╔══

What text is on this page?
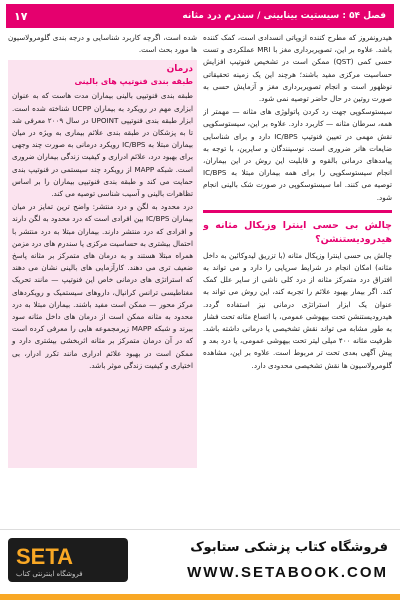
فصل ۵۴ : سیستیت بینابینی / سندرم درد مثانه
۱۷

هیدرونفروز که مطرح کننده ازوپاتی انسدادی است، کمک کننده باشد. علاوه بر این، تصویربرداری مغز با MRI عملکردی و تست حسی کمی (QST) ممکن است در تشخیص فنوتیپ افزایش حساسیت مرکزی مفید باشند؛ هرچند این یک زمینه تحقیقاتی نوظهور است و انجام تصویربرداری مغز و آزمایش حسی به صورت روتین در حال حاضر توصیه نمی شود.

سیستوسکوپی جهت رد کردن پاتولوژی های مثانه — مهمتر از همه، سرطان مثانه — کاربرد دارد. علاوه بر این، سیستوسکوپی نقش مهمی در تعیین فنوتیپ IC/BPS دارد و برای شناسایی ضایعات هانر ضروری است. نوسینندگان و سایرین، با توجه به پیامدهای درمانی بالقوه و قابلیت این روش در این بیماران، انجام سیستوسکوپی را برای همه بیماران مبتلا به IC/BPS توصیه می کنند. اما سیستوسکوپی در صورت شک بالینی انجام شود.

چالش بی حسی اینترا وزیکال مثانه و هیدرودیستنشن؟

چالش بی حسی اینترا وزیکال مثانه (با تزریق لیدوکائین به داخل مثانه) امکان انجام در شرایط سرپایی را دارد و می تواند به افتراق درد متمرکز مثانه از درد کلی ناشی از سایر علل کمک کند. اگر بیمار بهبود علائم را تجربه کند، این روش می تواند به عنوان یک ابزار استراتژی درمانی نیز استفاده گردد. هیدرودیستنشن تحت بیهوشی عمومی، با اتساع مثانه تحت فشار به طور مشابه می تواند نقش تشخیصی یا درمانی داشته باشد. ظرفیت مثانه ۴۰۰ میلی لیتر تحت بیهوشی عمومی، یا درد بعد و پیش آگهی بعدی تحت تر مربوط است. علاوه بر این، مشاهده گلومرولاسیون ها نقش تشخیصی محدودی دارد.

شده است، اگرچه کاربرد شناسایی و درجه بندی گلومرولاسیون ها مورد بحث است.

درمان
طبقه بندی فنوتیپ های بالینی

طبقه بندی فنوتیپی بالینی بیماران مدت هاست که به عنوان ابزاری مهم در رویکرد به بیماران UCPP شناخته شده است. ابزار طبقه بندی فنوتیپی UPOINT در سال ۲۰۰۹ معرفی شد تا به پزشکان در طبقه بندی علائم بیماری به ویژه در میان بیماران مبتلا به IC/BPS رویکرد درمانی به صورت چند وجهی برای بهبود درد، علائم ادراری و کیفیت زندگی بیماران ضروری است. شبکه MAPP از رویکرد چند سیستمی در فنوتیپ بندی حمایت می کند و طبقه بندی فنوتیپی بیماران را بر اساس تظاهرات بالینی و آسیب شناسی توصیه می کند.

درد محدود به لگن و درد منتشر: واضح ترین تمایز در میان بیماران IC/BPS بین افرادی است که درد محدود به لگن دارند و افرادی که درد منتشر دارند. بیماران مبتلا به درد منتشر با احتمال بیشتری به حساسیت مرکزی یا سندرم های درد مزمن همراه مبتلا هستند و به درمان های متمرکز بر مثانه پاسخ ضعیف تری می دهند. کارآزمایی های بالینی نشان می دهند که استراتژی های درمانی خاص این فنوتیپ — مانند تحریک مغناطیسی ترانس کرانیال، داروهای سیستمیک و رویکردهای مرکز محور — ممکن است مفید باشند. بیماران مبتلا به درد محدود به مثانه ممکن است از درمان های داخل مثانه سود ببرند و شبکه MAPP زیرمجموعه هایی را معرفی کرده است که در آن درمان متمرکز بر مثانه اثربخشی بیشتری دارد و ممکن است در بهبود علائم ادراری مانند تکرر ادرار، بی اختیاری و کیفیت زندگی موثر باشد.

SETA
فروشگاه اینترنتی کتاب
فروشگاه کتاب پزشکی ستابوک
WWW.SETABOOK.COM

╚══

Required work - From the entries above, copy every line containing the word "فروشگاه".

Reply to the task -
فروشگاه اینترنتی کتاب
فروشگاه کتاب پزشکی ستابوک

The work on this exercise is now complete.